To be done:
Write out every line of the material as it stands, apart from the pictures.

Material supplied:
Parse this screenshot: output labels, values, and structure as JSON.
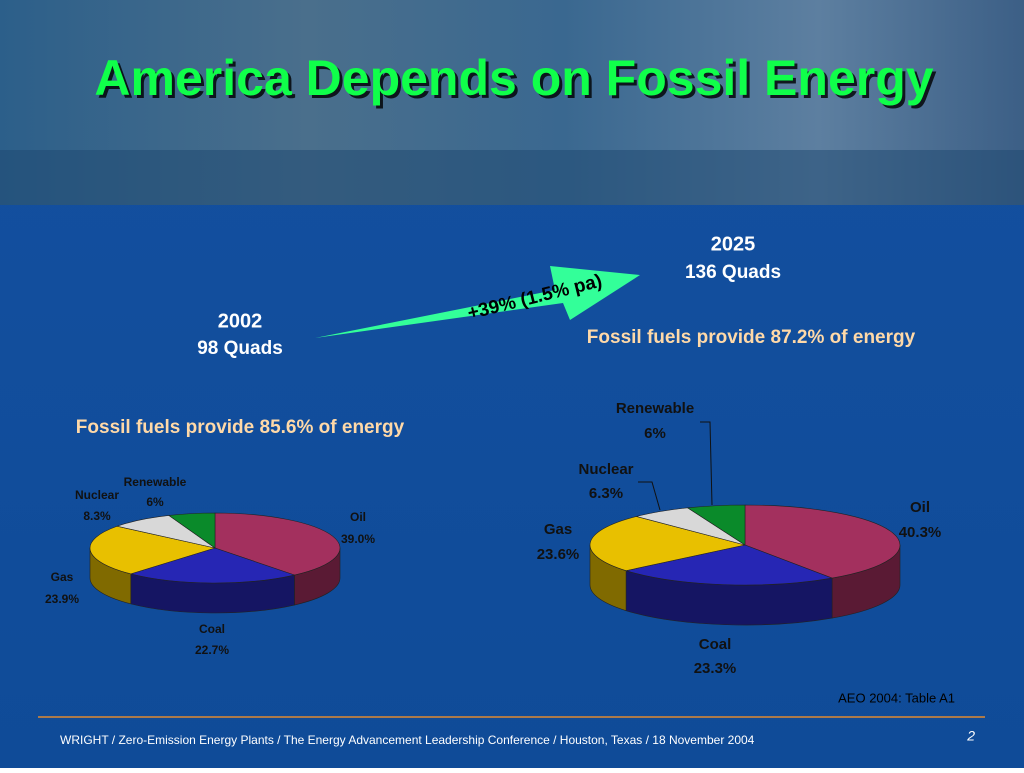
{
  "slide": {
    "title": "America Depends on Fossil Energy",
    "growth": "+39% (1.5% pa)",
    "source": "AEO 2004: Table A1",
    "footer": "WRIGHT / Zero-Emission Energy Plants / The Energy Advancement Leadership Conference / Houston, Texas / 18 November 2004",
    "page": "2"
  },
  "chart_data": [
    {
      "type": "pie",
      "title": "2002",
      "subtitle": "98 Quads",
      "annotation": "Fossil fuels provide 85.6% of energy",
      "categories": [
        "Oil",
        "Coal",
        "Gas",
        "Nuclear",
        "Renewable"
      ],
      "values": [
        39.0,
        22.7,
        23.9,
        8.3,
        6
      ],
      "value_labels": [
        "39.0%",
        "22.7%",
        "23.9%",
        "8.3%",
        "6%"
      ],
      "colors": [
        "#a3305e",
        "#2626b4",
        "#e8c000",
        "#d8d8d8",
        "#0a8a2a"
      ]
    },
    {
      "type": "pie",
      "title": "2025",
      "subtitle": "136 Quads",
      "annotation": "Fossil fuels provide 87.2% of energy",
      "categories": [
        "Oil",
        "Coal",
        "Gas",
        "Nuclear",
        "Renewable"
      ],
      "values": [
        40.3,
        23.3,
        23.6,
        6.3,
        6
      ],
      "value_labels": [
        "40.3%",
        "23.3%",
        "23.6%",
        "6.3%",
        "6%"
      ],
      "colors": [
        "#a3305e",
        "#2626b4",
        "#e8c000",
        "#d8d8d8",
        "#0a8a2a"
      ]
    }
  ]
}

Result:
Parse this screenshot: output labels, values, and structure as JSON.
{
  "slide": {
    "title": "America Depends on Fossil Energy",
    "growth": "+39% (1.5% pa)",
    "source": "AEO 2004: Table A1",
    "footer": "WRIGHT / Zero-Emission Energy Plants / The Energy Advancement Leadership Conference / Houston, Texas / 18 November 2004",
    "page": "2"
  },
  "chart_data": [
    {
      "type": "pie",
      "title": "2002",
      "subtitle": "98 Quads",
      "annotation": "Fossil fuels provide 85.6% of energy",
      "categories": [
        "Oil",
        "Coal",
        "Gas",
        "Nuclear",
        "Renewable"
      ],
      "values": [
        39.0,
        22.7,
        23.9,
        8.3,
        6
      ],
      "value_labels": [
        "39.0%",
        "22.7%",
        "23.9%",
        "8.3%",
        "6%"
      ],
      "colors": [
        "#a3305e",
        "#2626b4",
        "#e8c000",
        "#d8d8d8",
        "#0a8a2a"
      ]
    },
    {
      "type": "pie",
      "title": "2025",
      "subtitle": "136 Quads",
      "annotation": "Fossil fuels provide 87.2% of energy",
      "categories": [
        "Oil",
        "Coal",
        "Gas",
        "Nuclear",
        "Renewable"
      ],
      "values": [
        40.3,
        23.3,
        23.6,
        6.3,
        6
      ],
      "value_labels": [
        "40.3%",
        "23.3%",
        "23.6%",
        "6.3%",
        "6%"
      ],
      "colors": [
        "#a3305e",
        "#2626b4",
        "#e8c000",
        "#d8d8d8",
        "#0a8a2a"
      ]
    }
  ]
}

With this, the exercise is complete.